## What needs to be done
Some lines in the records below may hold the word "battements"; give the number of those lines and nothing else.

## Available data
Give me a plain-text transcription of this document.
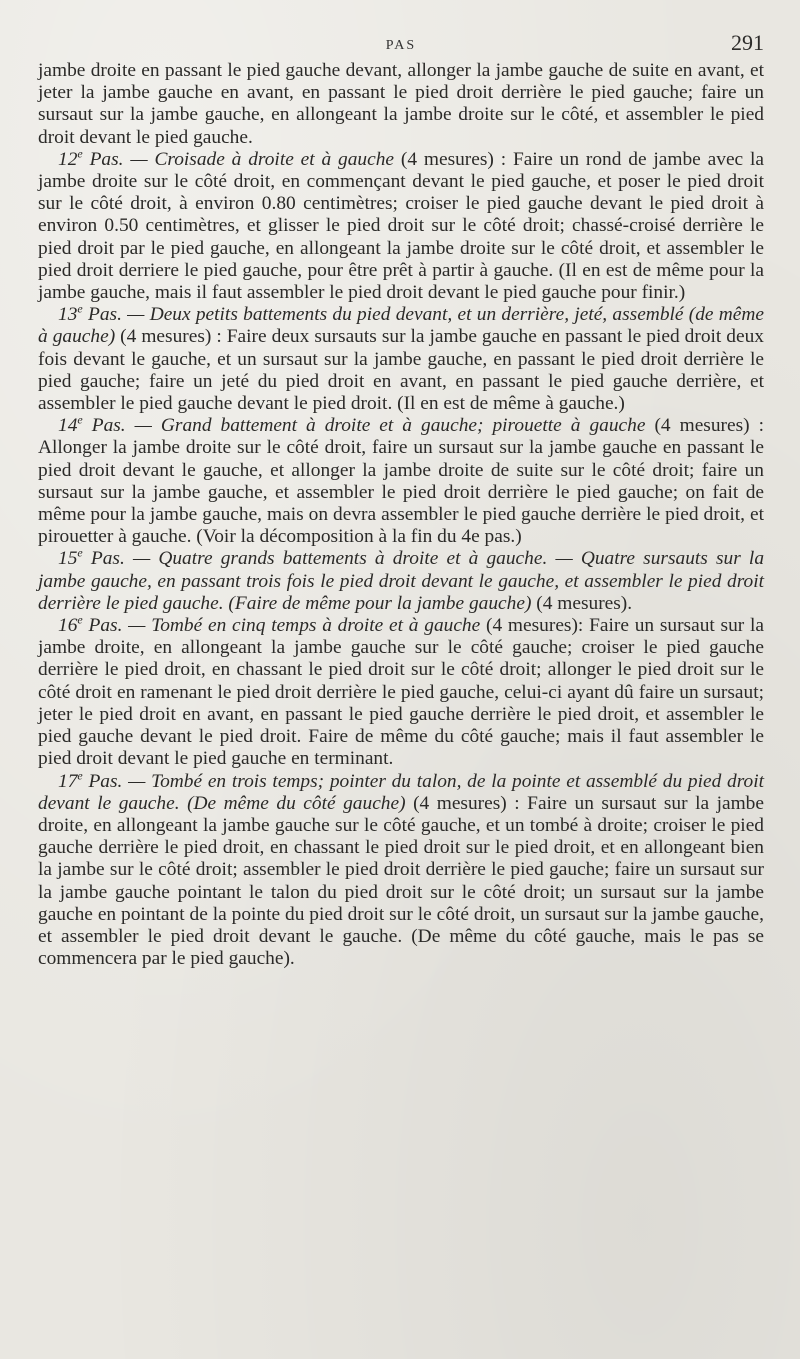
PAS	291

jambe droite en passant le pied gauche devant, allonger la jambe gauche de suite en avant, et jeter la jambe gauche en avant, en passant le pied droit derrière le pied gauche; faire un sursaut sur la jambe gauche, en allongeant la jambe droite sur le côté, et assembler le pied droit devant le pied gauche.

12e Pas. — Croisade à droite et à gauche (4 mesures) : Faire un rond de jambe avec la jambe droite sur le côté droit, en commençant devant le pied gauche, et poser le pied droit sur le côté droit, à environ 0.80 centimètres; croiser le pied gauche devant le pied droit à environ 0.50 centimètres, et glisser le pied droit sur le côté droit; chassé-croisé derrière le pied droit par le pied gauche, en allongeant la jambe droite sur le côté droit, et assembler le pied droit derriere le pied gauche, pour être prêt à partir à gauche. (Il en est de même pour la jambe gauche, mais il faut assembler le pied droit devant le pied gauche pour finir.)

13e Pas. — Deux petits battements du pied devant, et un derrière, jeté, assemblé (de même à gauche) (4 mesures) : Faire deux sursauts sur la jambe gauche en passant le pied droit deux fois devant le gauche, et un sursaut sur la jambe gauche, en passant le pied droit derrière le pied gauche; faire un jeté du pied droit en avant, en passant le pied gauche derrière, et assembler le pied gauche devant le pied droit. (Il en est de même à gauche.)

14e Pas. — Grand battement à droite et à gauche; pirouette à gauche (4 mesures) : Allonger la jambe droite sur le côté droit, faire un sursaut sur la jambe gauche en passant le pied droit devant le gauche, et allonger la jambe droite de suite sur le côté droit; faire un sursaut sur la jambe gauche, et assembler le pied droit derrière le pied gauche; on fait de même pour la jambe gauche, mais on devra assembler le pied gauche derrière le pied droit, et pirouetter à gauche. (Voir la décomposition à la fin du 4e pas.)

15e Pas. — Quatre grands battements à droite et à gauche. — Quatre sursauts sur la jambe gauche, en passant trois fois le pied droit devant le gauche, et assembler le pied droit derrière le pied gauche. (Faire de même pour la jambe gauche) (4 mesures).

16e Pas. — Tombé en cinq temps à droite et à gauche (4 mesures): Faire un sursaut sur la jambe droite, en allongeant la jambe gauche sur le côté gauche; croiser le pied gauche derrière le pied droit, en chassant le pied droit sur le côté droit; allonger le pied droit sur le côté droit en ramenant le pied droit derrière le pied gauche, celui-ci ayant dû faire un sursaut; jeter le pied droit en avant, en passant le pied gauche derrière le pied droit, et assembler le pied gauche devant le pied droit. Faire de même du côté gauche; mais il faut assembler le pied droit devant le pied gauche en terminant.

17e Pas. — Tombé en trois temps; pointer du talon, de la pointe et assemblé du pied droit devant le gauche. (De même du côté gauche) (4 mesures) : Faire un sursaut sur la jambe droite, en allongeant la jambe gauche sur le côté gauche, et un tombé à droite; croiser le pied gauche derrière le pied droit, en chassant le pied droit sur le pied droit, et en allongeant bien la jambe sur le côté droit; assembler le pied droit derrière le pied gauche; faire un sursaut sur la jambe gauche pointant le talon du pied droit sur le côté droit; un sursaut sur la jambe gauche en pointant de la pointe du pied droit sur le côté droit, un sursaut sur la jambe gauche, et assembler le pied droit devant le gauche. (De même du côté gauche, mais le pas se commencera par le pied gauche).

...

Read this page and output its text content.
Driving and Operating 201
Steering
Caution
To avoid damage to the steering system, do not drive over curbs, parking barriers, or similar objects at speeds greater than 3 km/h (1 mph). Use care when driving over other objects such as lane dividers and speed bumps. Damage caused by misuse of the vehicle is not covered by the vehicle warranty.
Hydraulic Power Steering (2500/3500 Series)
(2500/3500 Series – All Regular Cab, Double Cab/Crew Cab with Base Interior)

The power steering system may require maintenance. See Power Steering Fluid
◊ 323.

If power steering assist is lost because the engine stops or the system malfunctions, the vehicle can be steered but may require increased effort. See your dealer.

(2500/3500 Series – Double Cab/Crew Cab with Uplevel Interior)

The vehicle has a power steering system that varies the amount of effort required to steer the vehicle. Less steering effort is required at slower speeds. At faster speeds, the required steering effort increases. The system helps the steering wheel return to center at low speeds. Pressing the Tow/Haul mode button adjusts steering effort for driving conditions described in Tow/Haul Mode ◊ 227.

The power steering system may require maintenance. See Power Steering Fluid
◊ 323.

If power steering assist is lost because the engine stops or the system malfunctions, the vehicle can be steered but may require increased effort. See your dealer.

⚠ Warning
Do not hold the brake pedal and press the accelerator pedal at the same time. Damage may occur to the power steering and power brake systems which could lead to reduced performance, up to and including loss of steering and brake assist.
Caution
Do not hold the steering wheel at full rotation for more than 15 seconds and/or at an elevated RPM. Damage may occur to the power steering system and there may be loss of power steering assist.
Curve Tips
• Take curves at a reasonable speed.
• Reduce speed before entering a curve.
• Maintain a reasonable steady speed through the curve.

## The completed task
2